## [Written task]
Below are entries to be transcribed exactly; exclude the pictures from the copy.

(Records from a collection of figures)
-*-*-
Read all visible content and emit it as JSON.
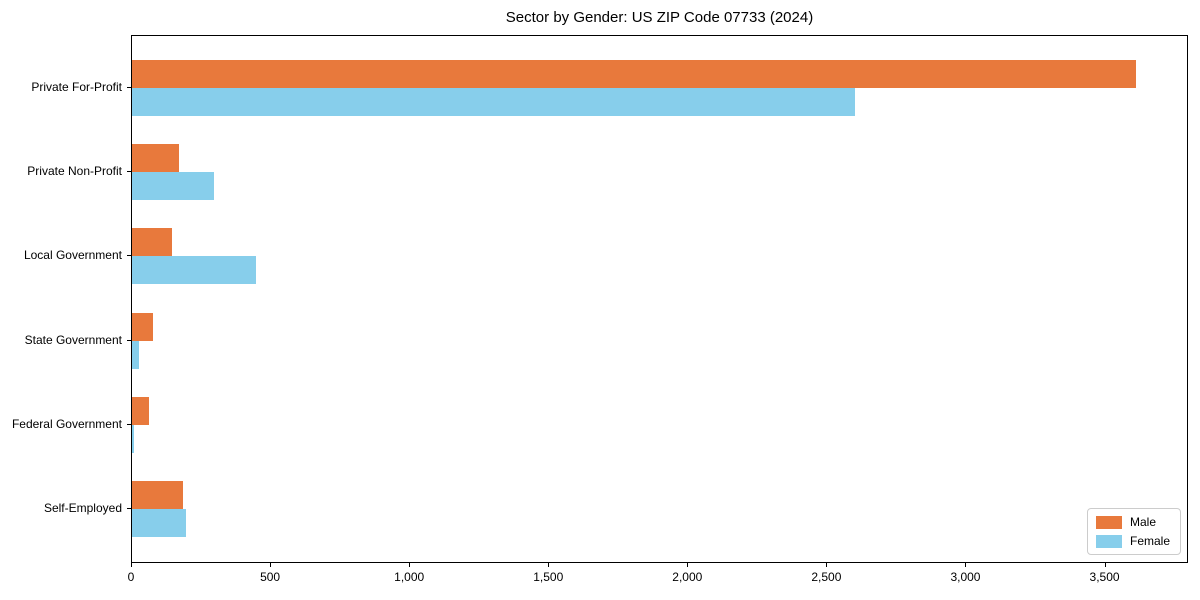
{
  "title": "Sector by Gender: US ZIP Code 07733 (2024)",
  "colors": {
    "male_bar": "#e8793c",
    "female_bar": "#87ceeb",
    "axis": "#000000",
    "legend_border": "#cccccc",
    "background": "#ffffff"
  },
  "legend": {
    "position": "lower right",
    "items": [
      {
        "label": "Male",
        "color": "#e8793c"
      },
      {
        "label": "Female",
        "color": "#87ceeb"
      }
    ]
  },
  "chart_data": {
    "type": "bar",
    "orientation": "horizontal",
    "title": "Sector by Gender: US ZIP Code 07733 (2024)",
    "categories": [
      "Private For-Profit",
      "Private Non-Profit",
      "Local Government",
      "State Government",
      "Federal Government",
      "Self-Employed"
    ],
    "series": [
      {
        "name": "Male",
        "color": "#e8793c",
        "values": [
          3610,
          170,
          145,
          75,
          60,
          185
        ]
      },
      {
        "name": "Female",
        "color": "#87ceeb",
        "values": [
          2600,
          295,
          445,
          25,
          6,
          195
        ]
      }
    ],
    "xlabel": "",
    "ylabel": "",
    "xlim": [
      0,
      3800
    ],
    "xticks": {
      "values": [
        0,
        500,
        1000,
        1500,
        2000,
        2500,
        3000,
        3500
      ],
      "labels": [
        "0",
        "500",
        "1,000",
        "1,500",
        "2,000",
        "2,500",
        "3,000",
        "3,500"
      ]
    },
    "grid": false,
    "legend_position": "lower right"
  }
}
-*-*-
## [Answer in full]
Read all visible content and emit it as JSON.
{
  "title": "Sector by Gender: US ZIP Code 07733 (2024)",
  "colors": {
    "male_bar": "#e8793c",
    "female_bar": "#87ceeb",
    "axis": "#000000",
    "legend_border": "#cccccc",
    "background": "#ffffff"
  },
  "legend": {
    "position": "lower right",
    "items": [
      {
        "label": "Male",
        "color": "#e8793c"
      },
      {
        "label": "Female",
        "color": "#87ceeb"
      }
    ]
  },
  "chart_data": {
    "type": "bar",
    "orientation": "horizontal",
    "title": "Sector by Gender: US ZIP Code 07733 (2024)",
    "categories": [
      "Private For-Profit",
      "Private Non-Profit",
      "Local Government",
      "State Government",
      "Federal Government",
      "Self-Employed"
    ],
    "series": [
      {
        "name": "Male",
        "color": "#e8793c",
        "values": [
          3610,
          170,
          145,
          75,
          60,
          185
        ]
      },
      {
        "name": "Female",
        "color": "#87ceeb",
        "values": [
          2600,
          295,
          445,
          25,
          6,
          195
        ]
      }
    ],
    "xlabel": "",
    "ylabel": "",
    "xlim": [
      0,
      3800
    ],
    "xticks": {
      "values": [
        0,
        500,
        1000,
        1500,
        2000,
        2500,
        3000,
        3500
      ],
      "labels": [
        "0",
        "500",
        "1,000",
        "1,500",
        "2,000",
        "2,500",
        "3,000",
        "3,500"
      ]
    },
    "grid": false,
    "legend_position": "lower right"
  }
}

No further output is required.